Aim: Reproduce the records below exactly as given.

───── Record list ─────

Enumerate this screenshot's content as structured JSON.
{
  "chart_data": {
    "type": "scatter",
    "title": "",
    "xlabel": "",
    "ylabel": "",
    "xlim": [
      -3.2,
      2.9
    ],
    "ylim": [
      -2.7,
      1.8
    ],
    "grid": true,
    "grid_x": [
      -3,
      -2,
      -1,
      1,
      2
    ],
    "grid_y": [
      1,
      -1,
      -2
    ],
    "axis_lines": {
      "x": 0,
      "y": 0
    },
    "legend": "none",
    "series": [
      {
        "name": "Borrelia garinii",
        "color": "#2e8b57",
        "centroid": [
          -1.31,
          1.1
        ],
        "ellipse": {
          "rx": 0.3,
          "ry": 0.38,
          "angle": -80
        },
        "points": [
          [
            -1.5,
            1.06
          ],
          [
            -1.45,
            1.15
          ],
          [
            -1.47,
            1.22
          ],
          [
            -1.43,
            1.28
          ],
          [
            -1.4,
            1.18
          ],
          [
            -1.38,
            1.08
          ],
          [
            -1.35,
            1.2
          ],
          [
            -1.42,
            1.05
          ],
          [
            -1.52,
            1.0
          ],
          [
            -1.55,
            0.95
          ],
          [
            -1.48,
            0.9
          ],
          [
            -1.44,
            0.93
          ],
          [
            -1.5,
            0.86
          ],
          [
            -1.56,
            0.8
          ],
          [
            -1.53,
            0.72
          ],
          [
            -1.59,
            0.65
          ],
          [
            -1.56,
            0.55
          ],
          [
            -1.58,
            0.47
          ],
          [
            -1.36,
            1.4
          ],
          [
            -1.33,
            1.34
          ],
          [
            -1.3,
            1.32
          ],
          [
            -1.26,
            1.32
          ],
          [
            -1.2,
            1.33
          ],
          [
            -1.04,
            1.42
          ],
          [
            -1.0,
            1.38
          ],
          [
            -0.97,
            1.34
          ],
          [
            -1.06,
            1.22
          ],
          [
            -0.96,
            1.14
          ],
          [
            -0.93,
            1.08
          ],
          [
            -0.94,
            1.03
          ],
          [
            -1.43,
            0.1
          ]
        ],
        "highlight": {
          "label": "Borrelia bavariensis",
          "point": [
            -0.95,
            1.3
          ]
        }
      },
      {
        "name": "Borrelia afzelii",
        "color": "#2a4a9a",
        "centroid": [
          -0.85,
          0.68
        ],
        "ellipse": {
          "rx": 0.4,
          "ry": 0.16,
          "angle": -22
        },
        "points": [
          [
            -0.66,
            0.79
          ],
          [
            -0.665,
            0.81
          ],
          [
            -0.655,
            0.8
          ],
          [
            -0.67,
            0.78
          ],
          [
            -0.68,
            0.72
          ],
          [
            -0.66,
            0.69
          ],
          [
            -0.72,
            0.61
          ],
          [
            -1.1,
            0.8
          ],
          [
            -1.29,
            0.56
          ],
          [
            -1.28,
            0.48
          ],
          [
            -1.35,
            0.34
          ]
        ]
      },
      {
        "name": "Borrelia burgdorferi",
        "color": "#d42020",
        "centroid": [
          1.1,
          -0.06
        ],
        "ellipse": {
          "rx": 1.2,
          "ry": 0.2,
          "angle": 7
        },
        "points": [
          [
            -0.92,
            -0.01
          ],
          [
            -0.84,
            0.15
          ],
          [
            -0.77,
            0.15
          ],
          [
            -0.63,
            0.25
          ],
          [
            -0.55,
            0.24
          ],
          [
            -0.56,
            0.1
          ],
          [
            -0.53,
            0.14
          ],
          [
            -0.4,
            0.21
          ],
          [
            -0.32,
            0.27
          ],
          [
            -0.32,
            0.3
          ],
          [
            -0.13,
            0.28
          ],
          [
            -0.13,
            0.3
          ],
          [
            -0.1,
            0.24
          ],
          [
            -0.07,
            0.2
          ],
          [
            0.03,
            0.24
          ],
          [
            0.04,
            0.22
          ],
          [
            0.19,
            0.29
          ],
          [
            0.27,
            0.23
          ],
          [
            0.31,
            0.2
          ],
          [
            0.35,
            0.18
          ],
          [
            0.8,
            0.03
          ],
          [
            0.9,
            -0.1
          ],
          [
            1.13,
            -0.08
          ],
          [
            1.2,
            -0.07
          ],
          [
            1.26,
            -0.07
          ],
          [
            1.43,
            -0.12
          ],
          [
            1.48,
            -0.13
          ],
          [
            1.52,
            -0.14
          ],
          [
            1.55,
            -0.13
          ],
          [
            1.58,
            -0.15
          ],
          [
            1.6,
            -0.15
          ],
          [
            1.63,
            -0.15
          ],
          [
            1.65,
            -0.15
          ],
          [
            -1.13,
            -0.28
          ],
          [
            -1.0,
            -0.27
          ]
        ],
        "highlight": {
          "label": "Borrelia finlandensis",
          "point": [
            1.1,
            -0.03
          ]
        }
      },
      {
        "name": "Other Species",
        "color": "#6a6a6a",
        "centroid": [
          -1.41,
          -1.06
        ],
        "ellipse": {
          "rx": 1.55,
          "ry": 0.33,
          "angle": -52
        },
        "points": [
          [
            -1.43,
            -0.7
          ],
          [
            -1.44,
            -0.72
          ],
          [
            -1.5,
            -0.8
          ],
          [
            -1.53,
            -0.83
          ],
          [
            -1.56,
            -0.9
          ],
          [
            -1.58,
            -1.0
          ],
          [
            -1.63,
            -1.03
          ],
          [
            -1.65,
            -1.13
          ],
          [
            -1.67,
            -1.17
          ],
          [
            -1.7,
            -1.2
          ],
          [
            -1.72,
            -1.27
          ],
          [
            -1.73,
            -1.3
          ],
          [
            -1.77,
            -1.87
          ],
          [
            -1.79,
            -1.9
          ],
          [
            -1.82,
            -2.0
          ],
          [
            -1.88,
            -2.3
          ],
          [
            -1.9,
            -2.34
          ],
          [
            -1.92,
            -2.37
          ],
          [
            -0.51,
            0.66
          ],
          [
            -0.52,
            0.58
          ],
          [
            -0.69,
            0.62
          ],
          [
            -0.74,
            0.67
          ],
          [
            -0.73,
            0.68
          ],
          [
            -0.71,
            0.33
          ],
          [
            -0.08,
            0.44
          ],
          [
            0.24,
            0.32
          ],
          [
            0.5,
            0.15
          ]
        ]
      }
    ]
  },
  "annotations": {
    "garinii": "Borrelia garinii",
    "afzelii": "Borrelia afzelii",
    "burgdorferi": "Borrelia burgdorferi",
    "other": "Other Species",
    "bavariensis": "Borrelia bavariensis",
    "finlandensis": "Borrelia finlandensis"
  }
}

─────

Exercise result:
Enumerate this screenshot's content as structured JSON.
{
  "chart_data": {
    "type": "scatter",
    "title": "",
    "xlabel": "",
    "ylabel": "",
    "xlim": [
      -3.2,
      2.9
    ],
    "ylim": [
      -2.7,
      1.8
    ],
    "grid": true,
    "grid_x": [
      -3,
      -2,
      -1,
      1,
      2
    ],
    "grid_y": [
      1,
      -1,
      -2
    ],
    "axis_lines": {
      "x": 0,
      "y": 0
    },
    "legend": "none",
    "series": [
      {
        "name": "Borrelia garinii",
        "color": "#2e8b57",
        "centroid": [
          -1.31,
          1.1
        ],
        "ellipse": {
          "rx": 0.3,
          "ry": 0.38,
          "angle": -80
        },
        "points": [
          [
            -1.5,
            1.06
          ],
          [
            -1.45,
            1.15
          ],
          [
            -1.47,
            1.22
          ],
          [
            -1.43,
            1.28
          ],
          [
            -1.4,
            1.18
          ],
          [
            -1.38,
            1.08
          ],
          [
            -1.35,
            1.2
          ],
          [
            -1.42,
            1.05
          ],
          [
            -1.52,
            1.0
          ],
          [
            -1.55,
            0.95
          ],
          [
            -1.48,
            0.9
          ],
          [
            -1.44,
            0.93
          ],
          [
            -1.5,
            0.86
          ],
          [
            -1.56,
            0.8
          ],
          [
            -1.53,
            0.72
          ],
          [
            -1.59,
            0.65
          ],
          [
            -1.56,
            0.55
          ],
          [
            -1.58,
            0.47
          ],
          [
            -1.36,
            1.4
          ],
          [
            -1.33,
            1.34
          ],
          [
            -1.3,
            1.32
          ],
          [
            -1.26,
            1.32
          ],
          [
            -1.2,
            1.33
          ],
          [
            -1.04,
            1.42
          ],
          [
            -1.0,
            1.38
          ],
          [
            -0.97,
            1.34
          ],
          [
            -1.06,
            1.22
          ],
          [
            -0.96,
            1.14
          ],
          [
            -0.93,
            1.08
          ],
          [
            -0.94,
            1.03
          ],
          [
            -1.43,
            0.1
          ]
        ],
        "highlight": {
          "label": "Borrelia bavariensis",
          "point": [
            -0.95,
            1.3
          ]
        }
      },
      {
        "name": "Borrelia afzelii",
        "color": "#2a4a9a",
        "centroid": [
          -0.85,
          0.68
        ],
        "ellipse": {
          "rx": 0.4,
          "ry": 0.16,
          "angle": -22
        },
        "points": [
          [
            -0.66,
            0.79
          ],
          [
            -0.665,
            0.81
          ],
          [
            -0.655,
            0.8
          ],
          [
            -0.67,
            0.78
          ],
          [
            -0.68,
            0.72
          ],
          [
            -0.66,
            0.69
          ],
          [
            -0.72,
            0.61
          ],
          [
            -1.1,
            0.8
          ],
          [
            -1.29,
            0.56
          ],
          [
            -1.28,
            0.48
          ],
          [
            -1.35,
            0.34
          ]
        ]
      },
      {
        "name": "Borrelia burgdorferi",
        "color": "#d42020",
        "centroid": [
          1.1,
          -0.06
        ],
        "ellipse": {
          "rx": 1.2,
          "ry": 0.2,
          "angle": 7
        },
        "points": [
          [
            -0.92,
            -0.01
          ],
          [
            -0.84,
            0.15
          ],
          [
            -0.77,
            0.15
          ],
          [
            -0.63,
            0.25
          ],
          [
            -0.55,
            0.24
          ],
          [
            -0.56,
            0.1
          ],
          [
            -0.53,
            0.14
          ],
          [
            -0.4,
            0.21
          ],
          [
            -0.32,
            0.27
          ],
          [
            -0.32,
            0.3
          ],
          [
            -0.13,
            0.28
          ],
          [
            -0.13,
            0.3
          ],
          [
            -0.1,
            0.24
          ],
          [
            -0.07,
            0.2
          ],
          [
            0.03,
            0.24
          ],
          [
            0.04,
            0.22
          ],
          [
            0.19,
            0.29
          ],
          [
            0.27,
            0.23
          ],
          [
            0.31,
            0.2
          ],
          [
            0.35,
            0.18
          ],
          [
            0.8,
            0.03
          ],
          [
            0.9,
            -0.1
          ],
          [
            1.13,
            -0.08
          ],
          [
            1.2,
            -0.07
          ],
          [
            1.26,
            -0.07
          ],
          [
            1.43,
            -0.12
          ],
          [
            1.48,
            -0.13
          ],
          [
            1.52,
            -0.14
          ],
          [
            1.55,
            -0.13
          ],
          [
            1.58,
            -0.15
          ],
          [
            1.6,
            -0.15
          ],
          [
            1.63,
            -0.15
          ],
          [
            1.65,
            -0.15
          ],
          [
            -1.13,
            -0.28
          ],
          [
            -1.0,
            -0.27
          ]
        ],
        "highlight": {
          "label": "Borrelia finlandensis",
          "point": [
            1.1,
            -0.03
          ]
        }
      },
      {
        "name": "Other Species",
        "color": "#6a6a6a",
        "centroid": [
          -1.41,
          -1.06
        ],
        "ellipse": {
          "rx": 1.55,
          "ry": 0.33,
          "angle": -52
        },
        "points": [
          [
            -1.43,
            -0.7
          ],
          [
            -1.44,
            -0.72
          ],
          [
            -1.5,
            -0.8
          ],
          [
            -1.53,
            -0.83
          ],
          [
            -1.56,
            -0.9
          ],
          [
            -1.58,
            -1.0
          ],
          [
            -1.63,
            -1.03
          ],
          [
            -1.65,
            -1.13
          ],
          [
            -1.67,
            -1.17
          ],
          [
            -1.7,
            -1.2
          ],
          [
            -1.72,
            -1.27
          ],
          [
            -1.73,
            -1.3
          ],
          [
            -1.77,
            -1.87
          ],
          [
            -1.79,
            -1.9
          ],
          [
            -1.82,
            -2.0
          ],
          [
            -1.88,
            -2.3
          ],
          [
            -1.9,
            -2.34
          ],
          [
            -1.92,
            -2.37
          ],
          [
            -0.51,
            0.66
          ],
          [
            -0.52,
            0.58
          ],
          [
            -0.69,
            0.62
          ],
          [
            -0.74,
            0.67
          ],
          [
            -0.73,
            0.68
          ],
          [
            -0.71,
            0.33
          ],
          [
            -0.08,
            0.44
          ],
          [
            0.24,
            0.32
          ],
          [
            0.5,
            0.15
          ]
        ]
      }
    ]
  },
  "annotations": {
    "garinii": "Borrelia garinii",
    "afzelii": "Borrelia afzelii",
    "burgdorferi": "Borrelia burgdorferi",
    "other": "Other Species",
    "bavariensis": "Borrelia bavariensis",
    "finlandensis": "Borrelia finlandensis"
  }
}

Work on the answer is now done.